| The exercise |
Reproduce each line bearing the word "软件管理".

| Excerpted data |
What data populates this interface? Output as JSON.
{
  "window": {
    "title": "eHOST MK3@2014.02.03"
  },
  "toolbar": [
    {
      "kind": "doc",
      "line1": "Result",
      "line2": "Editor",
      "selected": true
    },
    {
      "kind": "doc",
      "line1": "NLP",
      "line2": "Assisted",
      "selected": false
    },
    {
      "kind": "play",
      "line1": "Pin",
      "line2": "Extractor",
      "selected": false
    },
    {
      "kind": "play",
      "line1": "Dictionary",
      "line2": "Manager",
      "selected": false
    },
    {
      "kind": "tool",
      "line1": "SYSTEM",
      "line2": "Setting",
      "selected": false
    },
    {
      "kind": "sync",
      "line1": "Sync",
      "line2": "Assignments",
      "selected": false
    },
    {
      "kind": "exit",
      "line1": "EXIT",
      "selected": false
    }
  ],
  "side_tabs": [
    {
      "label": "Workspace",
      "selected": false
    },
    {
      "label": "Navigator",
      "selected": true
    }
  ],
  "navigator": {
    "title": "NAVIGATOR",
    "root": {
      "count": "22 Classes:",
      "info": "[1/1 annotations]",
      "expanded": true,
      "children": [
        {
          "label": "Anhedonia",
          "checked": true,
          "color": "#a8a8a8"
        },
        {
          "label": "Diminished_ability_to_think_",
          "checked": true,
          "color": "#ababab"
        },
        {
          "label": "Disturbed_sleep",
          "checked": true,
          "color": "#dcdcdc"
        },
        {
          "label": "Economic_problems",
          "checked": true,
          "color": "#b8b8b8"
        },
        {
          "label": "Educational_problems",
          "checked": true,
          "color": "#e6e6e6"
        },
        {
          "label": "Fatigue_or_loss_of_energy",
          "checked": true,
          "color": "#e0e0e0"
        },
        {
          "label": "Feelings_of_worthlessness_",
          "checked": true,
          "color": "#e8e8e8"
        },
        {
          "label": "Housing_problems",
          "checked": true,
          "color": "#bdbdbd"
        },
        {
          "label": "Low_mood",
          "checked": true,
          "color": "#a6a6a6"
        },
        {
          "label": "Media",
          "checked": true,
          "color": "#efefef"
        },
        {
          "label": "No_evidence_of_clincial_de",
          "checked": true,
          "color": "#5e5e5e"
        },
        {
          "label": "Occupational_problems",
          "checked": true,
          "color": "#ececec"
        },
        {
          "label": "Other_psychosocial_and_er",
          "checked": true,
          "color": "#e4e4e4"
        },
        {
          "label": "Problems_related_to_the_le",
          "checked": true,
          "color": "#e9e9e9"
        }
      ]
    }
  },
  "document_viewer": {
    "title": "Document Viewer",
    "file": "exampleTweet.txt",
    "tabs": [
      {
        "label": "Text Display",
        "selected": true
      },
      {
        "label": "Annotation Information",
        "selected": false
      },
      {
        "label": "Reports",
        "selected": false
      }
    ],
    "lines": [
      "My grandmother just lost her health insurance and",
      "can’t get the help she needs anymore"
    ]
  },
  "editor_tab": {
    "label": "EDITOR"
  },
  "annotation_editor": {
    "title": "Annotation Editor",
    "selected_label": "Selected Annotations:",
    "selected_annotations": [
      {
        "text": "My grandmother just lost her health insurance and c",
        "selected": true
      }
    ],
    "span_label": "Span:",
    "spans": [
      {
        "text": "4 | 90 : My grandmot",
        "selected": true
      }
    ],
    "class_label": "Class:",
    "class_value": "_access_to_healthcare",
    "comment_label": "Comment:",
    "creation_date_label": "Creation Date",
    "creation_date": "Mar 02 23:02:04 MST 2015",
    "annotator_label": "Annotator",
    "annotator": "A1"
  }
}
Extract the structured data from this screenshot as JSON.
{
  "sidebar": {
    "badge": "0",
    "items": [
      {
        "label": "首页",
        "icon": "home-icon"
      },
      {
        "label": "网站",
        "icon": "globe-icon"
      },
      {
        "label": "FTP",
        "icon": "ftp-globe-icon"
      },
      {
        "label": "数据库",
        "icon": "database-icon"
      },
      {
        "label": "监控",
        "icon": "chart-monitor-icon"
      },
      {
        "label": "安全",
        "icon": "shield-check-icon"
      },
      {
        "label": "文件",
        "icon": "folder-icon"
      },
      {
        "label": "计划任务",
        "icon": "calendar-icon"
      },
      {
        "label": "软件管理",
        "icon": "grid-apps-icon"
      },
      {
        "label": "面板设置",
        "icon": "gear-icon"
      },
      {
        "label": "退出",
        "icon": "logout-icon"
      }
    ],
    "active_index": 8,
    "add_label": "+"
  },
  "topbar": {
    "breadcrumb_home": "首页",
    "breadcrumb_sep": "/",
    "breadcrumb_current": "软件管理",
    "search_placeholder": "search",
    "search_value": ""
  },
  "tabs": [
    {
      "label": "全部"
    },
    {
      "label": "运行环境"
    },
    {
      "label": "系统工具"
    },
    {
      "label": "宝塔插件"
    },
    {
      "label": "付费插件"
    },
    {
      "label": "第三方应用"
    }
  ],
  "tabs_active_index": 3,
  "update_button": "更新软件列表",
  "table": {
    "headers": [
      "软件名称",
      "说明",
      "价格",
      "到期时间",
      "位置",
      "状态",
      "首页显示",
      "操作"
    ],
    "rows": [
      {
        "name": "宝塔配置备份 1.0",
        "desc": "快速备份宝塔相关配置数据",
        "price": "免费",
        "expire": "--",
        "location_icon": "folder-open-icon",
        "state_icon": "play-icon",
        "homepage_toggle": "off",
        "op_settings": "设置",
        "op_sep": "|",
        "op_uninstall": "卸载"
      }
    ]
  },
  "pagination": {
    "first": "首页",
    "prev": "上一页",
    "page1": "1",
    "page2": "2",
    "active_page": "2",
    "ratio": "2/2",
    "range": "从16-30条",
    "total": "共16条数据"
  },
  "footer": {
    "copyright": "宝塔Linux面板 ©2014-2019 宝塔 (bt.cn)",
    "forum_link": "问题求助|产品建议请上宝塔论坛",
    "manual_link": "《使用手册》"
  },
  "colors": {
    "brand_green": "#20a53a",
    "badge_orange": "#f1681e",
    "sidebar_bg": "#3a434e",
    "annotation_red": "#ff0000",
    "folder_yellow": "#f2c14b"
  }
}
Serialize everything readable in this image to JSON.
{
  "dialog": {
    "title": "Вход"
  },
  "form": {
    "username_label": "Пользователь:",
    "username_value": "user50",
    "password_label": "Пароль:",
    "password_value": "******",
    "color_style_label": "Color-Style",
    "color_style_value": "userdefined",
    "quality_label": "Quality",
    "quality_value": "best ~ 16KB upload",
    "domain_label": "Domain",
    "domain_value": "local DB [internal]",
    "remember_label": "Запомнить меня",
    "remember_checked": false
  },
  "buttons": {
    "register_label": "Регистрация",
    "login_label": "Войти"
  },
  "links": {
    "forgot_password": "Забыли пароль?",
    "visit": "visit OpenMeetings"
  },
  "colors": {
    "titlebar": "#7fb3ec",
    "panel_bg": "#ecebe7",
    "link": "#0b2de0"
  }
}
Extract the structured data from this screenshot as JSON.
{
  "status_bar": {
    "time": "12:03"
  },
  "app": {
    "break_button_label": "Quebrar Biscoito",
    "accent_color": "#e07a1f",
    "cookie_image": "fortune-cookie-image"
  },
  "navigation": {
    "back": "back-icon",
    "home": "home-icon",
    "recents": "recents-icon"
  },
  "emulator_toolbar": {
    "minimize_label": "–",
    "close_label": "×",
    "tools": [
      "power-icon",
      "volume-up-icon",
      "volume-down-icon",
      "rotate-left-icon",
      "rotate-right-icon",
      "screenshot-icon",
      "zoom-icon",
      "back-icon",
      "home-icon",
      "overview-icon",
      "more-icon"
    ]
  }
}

| Response to the task |
        "label": "软件管理",
    "breadcrumb_current": "软件管理",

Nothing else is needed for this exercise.